#### Challenge 1
Return everything in the board governance passage from "Better interaction with" down to "declare a winner.", copied word for word.
#### Challenge 2
Write the next part of the board governance passage, starting after its final sentence.

#### Supplied text
-- Begin --

Better interaction with senior management. It was fascinating to discover how, for some Directors, the manner and tone with which their Boards interacted with management was a significant concern. This current issue, however, was not about the amount or type of Board involvement with management but instead the method and style that Directors used to actually speak to management. “I hate it when the Board gets into debates with the CEO” one Director exclaimed. “It quickly becomes a win/lose situation and each side feels the need either to defend a stated position or back up a member of the team depending upon which side you are on.” Clearly when this happens, the end-game strategy for both sides is to determine who is right rather that what is right and, most important, to declare a winner.
And, of course, a big concern was the sometimes lack of civility with which Directors treated management.
In order to deal with these various situations, most Directors claimed that the role of the chair becomes critical. He or she must take precautions to ensure that debates and rudeness do not occur and that the focus remains on management’s recommendations (and the explanations for making them) rather than know-it-all Board members. Interestingly, good chairs accomplish this by making sure that the principal method with which Directors engage management is through probing and questioning as opposed to pre-emptive declarative statements (the latter of which is often difficult for a forceful Director to retreat from).
Use of a facilitator at strategic retreats. Bringing management and the Board together for one or more strategic retreats was seen as an integral part of a good strategic planning process. However, as a number of Directors pointed out, not all retreats go smoothly or exactly as planned. Managers will overwhelm Board members with information and presentations. Egocentric Directors sometimes shanghai the meeting. And the agenda is either not strictly followed or simply not completed. Accordingly, the hiring of a highly skilled and independent strategic facilitator was offered by many Directors as one important way of holding the meeting and its participants accountable for its completion.

-- End --

#### Records shown
-- Begin --

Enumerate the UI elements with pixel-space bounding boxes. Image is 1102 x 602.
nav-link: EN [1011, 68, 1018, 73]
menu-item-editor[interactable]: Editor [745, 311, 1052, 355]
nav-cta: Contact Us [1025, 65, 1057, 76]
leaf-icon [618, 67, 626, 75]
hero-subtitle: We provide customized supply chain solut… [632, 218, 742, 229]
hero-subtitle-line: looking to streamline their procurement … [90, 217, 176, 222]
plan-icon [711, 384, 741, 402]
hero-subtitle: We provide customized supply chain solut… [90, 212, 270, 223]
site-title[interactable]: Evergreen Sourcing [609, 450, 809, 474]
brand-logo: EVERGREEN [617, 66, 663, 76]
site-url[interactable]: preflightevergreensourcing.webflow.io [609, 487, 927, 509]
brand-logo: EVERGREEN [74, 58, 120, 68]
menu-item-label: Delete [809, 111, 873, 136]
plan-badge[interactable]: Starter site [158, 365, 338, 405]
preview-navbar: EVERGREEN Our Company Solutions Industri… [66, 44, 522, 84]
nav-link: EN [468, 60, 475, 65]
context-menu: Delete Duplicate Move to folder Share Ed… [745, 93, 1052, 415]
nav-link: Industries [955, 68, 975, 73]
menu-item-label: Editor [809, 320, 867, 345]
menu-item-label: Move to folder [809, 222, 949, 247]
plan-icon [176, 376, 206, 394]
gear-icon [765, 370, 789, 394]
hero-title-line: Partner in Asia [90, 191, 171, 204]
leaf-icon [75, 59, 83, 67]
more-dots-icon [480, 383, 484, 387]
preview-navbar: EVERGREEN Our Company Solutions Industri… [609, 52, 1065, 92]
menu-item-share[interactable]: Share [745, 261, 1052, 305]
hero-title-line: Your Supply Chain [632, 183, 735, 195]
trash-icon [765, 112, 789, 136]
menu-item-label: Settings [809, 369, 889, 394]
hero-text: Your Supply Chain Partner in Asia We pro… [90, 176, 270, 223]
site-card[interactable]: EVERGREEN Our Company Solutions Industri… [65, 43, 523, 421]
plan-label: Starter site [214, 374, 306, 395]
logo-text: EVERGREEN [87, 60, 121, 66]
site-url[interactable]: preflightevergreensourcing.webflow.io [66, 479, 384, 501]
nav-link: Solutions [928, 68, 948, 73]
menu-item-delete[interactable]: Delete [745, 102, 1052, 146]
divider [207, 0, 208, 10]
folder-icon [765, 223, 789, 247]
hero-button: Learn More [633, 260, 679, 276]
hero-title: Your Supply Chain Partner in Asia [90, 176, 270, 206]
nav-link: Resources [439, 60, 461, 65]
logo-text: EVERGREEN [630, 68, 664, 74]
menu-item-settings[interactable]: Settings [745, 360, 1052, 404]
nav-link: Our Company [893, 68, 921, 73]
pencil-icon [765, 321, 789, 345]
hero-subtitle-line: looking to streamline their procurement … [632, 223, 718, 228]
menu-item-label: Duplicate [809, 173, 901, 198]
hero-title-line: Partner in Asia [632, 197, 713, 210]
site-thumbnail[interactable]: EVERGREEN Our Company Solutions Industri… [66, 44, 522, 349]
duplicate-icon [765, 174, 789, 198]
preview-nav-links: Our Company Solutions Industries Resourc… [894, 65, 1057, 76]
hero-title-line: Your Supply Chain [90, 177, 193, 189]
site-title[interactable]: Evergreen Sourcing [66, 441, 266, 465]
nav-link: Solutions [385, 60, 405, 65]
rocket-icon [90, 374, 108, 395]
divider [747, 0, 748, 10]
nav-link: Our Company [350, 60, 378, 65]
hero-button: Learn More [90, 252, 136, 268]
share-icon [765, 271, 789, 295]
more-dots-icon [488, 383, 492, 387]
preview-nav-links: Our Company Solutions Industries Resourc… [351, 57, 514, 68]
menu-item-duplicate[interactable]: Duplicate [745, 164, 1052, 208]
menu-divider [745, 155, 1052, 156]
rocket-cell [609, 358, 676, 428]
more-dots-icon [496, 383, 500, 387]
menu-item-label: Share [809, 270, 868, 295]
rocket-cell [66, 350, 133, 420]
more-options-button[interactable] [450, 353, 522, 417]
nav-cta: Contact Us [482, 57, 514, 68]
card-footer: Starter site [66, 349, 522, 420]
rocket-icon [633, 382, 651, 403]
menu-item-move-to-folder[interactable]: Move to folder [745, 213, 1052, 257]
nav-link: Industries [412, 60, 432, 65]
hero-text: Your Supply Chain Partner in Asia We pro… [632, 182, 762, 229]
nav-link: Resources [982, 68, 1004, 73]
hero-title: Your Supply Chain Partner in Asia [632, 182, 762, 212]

-- End --

#### Exercise output 1
Better interaction with senior management. It was fascinating to discover how, for some Directors, the manner and tone with which their Boards interacted with management was a significant concern. This current issue, however, was not about the amount or type of Board involvement with management but instead the method and style that Directors used to actually speak to management. “I hate it when the Board gets into debates with the CEO” one Director exclaimed. “It quickly becomes a win/lose situation and each side feels the need either to defend a stated position or back up a member of the team depending upon which side you are on.” Clearly when this happens, the end-game strategy for both sides is to determine who is right rather that what is right and, most important, to declare a winner.

#### Exercise output 2
After the selection of the CEO, the Board’s engagement with management in helping to set the strategic direction of the organization remains its primary and most important function. Indeed, Directors’ responsibility for strategy is even mandated by regulators in some jurisdictions. However, enshrining a Board’s activity in strategic planning is no guarantee that high quality engagement with management will occur. Directors therefore should see the current list of issues as potential areas of risk, be vigilant in identifying them in their own organizations and work diligently to try and deal with them.
But here’s the big, uncomfortable question for Caribbean directors: to what extent does your board have the competence it needs to astutely assess and give effective oversight to your organization’s strategy as well as the wherewithal to constructively engage with and advise the CEO if – and how- the strategy needs changing? If you think that there is room for improvement in the way your board carries out this important governance oversight function, you might want to consider sending them to one of the corporate governance training programs available in the region – like the exclusive three day “Chartered Director Program” that has been offered by The Caribbean Governance Training Institute since January 2014. After all, it’s not education which is expensive, but rather ignorance.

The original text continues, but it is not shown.